● **TASK REQUIREMENTS**:
Would you return all of this data exactly, leaving nothing out?

# Start of STORED DATA

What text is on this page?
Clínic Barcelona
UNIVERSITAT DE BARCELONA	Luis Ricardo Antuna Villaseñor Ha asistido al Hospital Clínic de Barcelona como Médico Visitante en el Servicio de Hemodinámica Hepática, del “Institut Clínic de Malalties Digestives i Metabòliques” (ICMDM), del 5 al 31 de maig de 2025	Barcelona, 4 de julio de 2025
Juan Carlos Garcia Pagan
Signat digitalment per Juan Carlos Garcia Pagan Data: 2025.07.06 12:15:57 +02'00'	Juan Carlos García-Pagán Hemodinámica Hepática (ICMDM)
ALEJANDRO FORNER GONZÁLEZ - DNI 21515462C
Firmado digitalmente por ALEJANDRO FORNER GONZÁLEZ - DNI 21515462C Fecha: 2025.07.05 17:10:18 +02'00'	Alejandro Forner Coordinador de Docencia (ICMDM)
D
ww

# End of STORED DATA

● **TASK ANSWER**:
What text is on this page?
Clínic Barcelona
UNIVERSITAT DE BARCELONA	Luis Ricardo Antuna Villaseñor Ha asistido al Hospital Clínic de Barcelona como Médico Visitante en el Servicio de Hemodinámica Hepática, del “Institut Clínic de Malalties Digestives i Metabòliques” (ICMDM), del 5 al 31 de maig de 2025	Barcelona, 4 de julio de 2025
Juan Carlos Garcia Pagan
Signat digitalment per Juan Carlos Garcia Pagan Data: 2025.07.06 12:15:57 +02'00'	Juan Carlos García-Pagán Hemodinámica Hepática (ICMDM)
ALEJANDRO FORNER GONZÁLEZ - DNI 21515462C
Firmado digitalmente por ALEJANDRO FORNER GONZÁLEZ - DNI 21515462C Fecha: 2025.07.05 17:10:18 +02'00'	Alejandro Forner Coordinador de Docencia (ICMDM)
D
ww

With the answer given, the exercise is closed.